## TASK GOAL
Extract the full set of records, then give each one again exactly.

(Stored data)
• • • •

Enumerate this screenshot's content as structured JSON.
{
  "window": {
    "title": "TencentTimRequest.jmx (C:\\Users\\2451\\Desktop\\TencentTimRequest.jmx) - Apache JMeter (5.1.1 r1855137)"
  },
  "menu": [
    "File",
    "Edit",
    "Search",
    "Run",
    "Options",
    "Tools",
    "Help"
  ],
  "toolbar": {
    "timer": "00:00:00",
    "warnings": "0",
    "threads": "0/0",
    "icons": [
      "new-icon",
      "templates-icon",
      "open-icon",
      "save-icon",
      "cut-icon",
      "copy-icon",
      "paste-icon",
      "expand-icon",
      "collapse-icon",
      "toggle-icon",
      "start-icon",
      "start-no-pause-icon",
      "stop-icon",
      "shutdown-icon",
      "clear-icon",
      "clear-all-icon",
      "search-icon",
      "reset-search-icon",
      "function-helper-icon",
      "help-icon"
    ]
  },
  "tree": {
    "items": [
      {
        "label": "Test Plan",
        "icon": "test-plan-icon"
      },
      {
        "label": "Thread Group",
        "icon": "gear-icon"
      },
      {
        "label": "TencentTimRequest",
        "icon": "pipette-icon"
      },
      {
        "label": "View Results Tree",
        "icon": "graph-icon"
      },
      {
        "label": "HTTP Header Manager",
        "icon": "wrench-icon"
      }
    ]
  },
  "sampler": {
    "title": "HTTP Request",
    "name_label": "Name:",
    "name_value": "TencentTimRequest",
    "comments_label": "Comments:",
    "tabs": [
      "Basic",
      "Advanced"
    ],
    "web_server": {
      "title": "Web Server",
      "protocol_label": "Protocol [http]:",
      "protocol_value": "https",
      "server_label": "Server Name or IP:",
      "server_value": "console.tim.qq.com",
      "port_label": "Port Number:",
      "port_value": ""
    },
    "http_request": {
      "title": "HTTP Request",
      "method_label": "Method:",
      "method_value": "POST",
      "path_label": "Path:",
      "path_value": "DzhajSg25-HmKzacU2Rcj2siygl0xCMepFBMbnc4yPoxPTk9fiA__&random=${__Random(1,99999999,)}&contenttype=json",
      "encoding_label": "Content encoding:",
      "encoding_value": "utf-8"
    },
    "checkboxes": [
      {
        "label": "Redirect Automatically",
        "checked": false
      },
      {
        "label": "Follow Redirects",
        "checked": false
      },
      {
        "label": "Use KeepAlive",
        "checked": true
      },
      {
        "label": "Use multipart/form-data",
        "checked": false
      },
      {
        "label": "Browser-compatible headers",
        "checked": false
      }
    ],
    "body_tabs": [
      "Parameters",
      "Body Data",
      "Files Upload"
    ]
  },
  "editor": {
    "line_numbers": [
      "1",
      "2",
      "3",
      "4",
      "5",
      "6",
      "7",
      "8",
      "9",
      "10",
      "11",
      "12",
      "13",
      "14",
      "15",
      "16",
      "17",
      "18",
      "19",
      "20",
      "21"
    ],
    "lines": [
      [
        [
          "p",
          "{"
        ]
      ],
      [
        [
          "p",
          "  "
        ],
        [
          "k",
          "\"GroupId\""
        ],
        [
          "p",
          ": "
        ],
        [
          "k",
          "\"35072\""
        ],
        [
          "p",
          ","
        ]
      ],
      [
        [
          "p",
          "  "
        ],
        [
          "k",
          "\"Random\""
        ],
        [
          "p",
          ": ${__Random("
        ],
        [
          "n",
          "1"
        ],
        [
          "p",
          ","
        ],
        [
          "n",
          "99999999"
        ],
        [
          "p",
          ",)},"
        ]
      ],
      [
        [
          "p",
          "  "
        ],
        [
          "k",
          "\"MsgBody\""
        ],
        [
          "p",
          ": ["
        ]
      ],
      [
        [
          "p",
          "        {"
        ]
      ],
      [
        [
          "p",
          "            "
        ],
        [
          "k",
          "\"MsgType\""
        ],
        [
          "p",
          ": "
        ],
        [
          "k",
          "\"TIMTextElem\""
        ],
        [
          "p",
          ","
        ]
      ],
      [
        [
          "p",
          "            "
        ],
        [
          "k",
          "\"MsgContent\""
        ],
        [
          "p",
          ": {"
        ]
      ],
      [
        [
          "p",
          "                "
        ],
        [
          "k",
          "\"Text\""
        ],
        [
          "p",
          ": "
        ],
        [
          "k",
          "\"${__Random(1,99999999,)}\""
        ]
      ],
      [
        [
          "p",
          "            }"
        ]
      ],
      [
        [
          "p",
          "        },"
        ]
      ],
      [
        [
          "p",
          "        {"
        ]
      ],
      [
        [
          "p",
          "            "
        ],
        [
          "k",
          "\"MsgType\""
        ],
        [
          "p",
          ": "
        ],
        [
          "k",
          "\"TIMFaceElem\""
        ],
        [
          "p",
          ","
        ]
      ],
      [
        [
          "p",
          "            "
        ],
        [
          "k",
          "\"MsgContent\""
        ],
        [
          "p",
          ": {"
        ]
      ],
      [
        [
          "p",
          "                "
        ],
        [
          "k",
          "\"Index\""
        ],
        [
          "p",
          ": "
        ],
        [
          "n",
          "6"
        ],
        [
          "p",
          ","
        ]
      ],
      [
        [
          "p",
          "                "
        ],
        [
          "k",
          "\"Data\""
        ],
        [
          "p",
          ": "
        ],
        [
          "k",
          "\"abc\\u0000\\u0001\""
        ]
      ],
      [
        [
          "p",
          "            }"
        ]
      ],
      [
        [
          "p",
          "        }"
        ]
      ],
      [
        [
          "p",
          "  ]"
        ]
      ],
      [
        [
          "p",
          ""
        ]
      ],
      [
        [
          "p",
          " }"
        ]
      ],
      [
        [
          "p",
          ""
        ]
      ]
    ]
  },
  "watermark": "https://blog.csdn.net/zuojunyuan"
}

• • • •

## RESPONSE BELOW
Enumerate this screenshot's content as structured JSON.
{
  "window": {
    "title": "TencentTimRequest.jmx (C:\\Users\\2451\\Desktop\\TencentTimRequest.jmx) - Apache JMeter (5.1.1 r1855137)"
  },
  "menu": [
    "File",
    "Edit",
    "Search",
    "Run",
    "Options",
    "Tools",
    "Help"
  ],
  "toolbar": {
    "timer": "00:00:00",
    "warnings": "0",
    "threads": "0/0",
    "icons": [
      "new-icon",
      "templates-icon",
      "open-icon",
      "save-icon",
      "cut-icon",
      "copy-icon",
      "paste-icon",
      "expand-icon",
      "collapse-icon",
      "toggle-icon",
      "start-icon",
      "start-no-pause-icon",
      "stop-icon",
      "shutdown-icon",
      "clear-icon",
      "clear-all-icon",
      "search-icon",
      "reset-search-icon",
      "function-helper-icon",
      "help-icon"
    ]
  },
  "tree": {
    "items": [
      {
        "label": "Test Plan",
        "icon": "test-plan-icon"
      },
      {
        "label": "Thread Group",
        "icon": "gear-icon"
      },
      {
        "label": "TencentTimRequest",
        "icon": "pipette-icon"
      },
      {
        "label": "View Results Tree",
        "icon": "graph-icon"
      },
      {
        "label": "HTTP Header Manager",
        "icon": "wrench-icon"
      }
    ]
  },
  "sampler": {
    "title": "HTTP Request",
    "name_label": "Name:",
    "name_value": "TencentTimRequest",
    "comments_label": "Comments:",
    "tabs": [
      "Basic",
      "Advanced"
    ],
    "web_server": {
      "title": "Web Server",
      "protocol_label": "Protocol [http]:",
      "protocol_value": "https",
      "server_label": "Server Name or IP:",
      "server_value": "console.tim.qq.com",
      "port_label": "Port Number:",
      "port_value": ""
    },
    "http_request": {
      "title": "HTTP Request",
      "method_label": "Method:",
      "method_value": "POST",
      "path_label": "Path:",
      "path_value": "DzhajSg25-HmKzacU2Rcj2siygl0xCMepFBMbnc4yPoxPTk9fiA__&random=${__Random(1,99999999,)}&contenttype=json",
      "encoding_label": "Content encoding:",
      "encoding_value": "utf-8"
    },
    "checkboxes": [
      {
        "label": "Redirect Automatically",
        "checked": false
      },
      {
        "label": "Follow Redirects",
        "checked": false
      },
      {
        "label": "Use KeepAlive",
        "checked": true
      },
      {
        "label": "Use multipart/form-data",
        "checked": false
      },
      {
        "label": "Browser-compatible headers",
        "checked": false
      }
    ],
    "body_tabs": [
      "Parameters",
      "Body Data",
      "Files Upload"
    ]
  },
  "editor": {
    "line_numbers": [
      "1",
      "2",
      "3",
      "4",
      "5",
      "6",
      "7",
      "8",
      "9",
      "10",
      "11",
      "12",
      "13",
      "14",
      "15",
      "16",
      "17",
      "18",
      "19",
      "20",
      "21"
    ],
    "lines": [
      [
        [
          "p",
          "{"
        ]
      ],
      [
        [
          "p",
          "  "
        ],
        [
          "k",
          "\"GroupId\""
        ],
        [
          "p",
          ": "
        ],
        [
          "k",
          "\"35072\""
        ],
        [
          "p",
          ","
        ]
      ],
      [
        [
          "p",
          "  "
        ],
        [
          "k",
          "\"Random\""
        ],
        [
          "p",
          ": ${__Random("
        ],
        [
          "n",
          "1"
        ],
        [
          "p",
          ","
        ],
        [
          "n",
          "99999999"
        ],
        [
          "p",
          ",)},"
        ]
      ],
      [
        [
          "p",
          "  "
        ],
        [
          "k",
          "\"MsgBody\""
        ],
        [
          "p",
          ": ["
        ]
      ],
      [
        [
          "p",
          "        {"
        ]
      ],
      [
        [
          "p",
          "            "
        ],
        [
          "k",
          "\"MsgType\""
        ],
        [
          "p",
          ": "
        ],
        [
          "k",
          "\"TIMTextElem\""
        ],
        [
          "p",
          ","
        ]
      ],
      [
        [
          "p",
          "            "
        ],
        [
          "k",
          "\"MsgContent\""
        ],
        [
          "p",
          ": {"
        ]
      ],
      [
        [
          "p",
          "                "
        ],
        [
          "k",
          "\"Text\""
        ],
        [
          "p",
          ": "
        ],
        [
          "k",
          "\"${__Random(1,99999999,)}\""
        ]
      ],
      [
        [
          "p",
          "            }"
        ]
      ],
      [
        [
          "p",
          "        },"
        ]
      ],
      [
        [
          "p",
          "        {"
        ]
      ],
      [
        [
          "p",
          "            "
        ],
        [
          "k",
          "\"MsgType\""
        ],
        [
          "p",
          ": "
        ],
        [
          "k",
          "\"TIMFaceElem\""
        ],
        [
          "p",
          ","
        ]
      ],
      [
        [
          "p",
          "            "
        ],
        [
          "k",
          "\"MsgContent\""
        ],
        [
          "p",
          ": {"
        ]
      ],
      [
        [
          "p",
          "                "
        ],
        [
          "k",
          "\"Index\""
        ],
        [
          "p",
          ": "
        ],
        [
          "n",
          "6"
        ],
        [
          "p",
          ","
        ]
      ],
      [
        [
          "p",
          "                "
        ],
        [
          "k",
          "\"Data\""
        ],
        [
          "p",
          ": "
        ],
        [
          "k",
          "\"abc\\u0000\\u0001\""
        ]
      ],
      [
        [
          "p",
          "            }"
        ]
      ],
      [
        [
          "p",
          "        }"
        ]
      ],
      [
        [
          "p",
          "  ]"
        ]
      ],
      [
        [
          "p",
          ""
        ]
      ],
      [
        [
          "p",
          " }"
        ]
      ],
      [
        [
          "p",
          ""
        ]
      ]
    ]
  },
  "watermark": "https://blog.csdn.net/zuojunyuan"
}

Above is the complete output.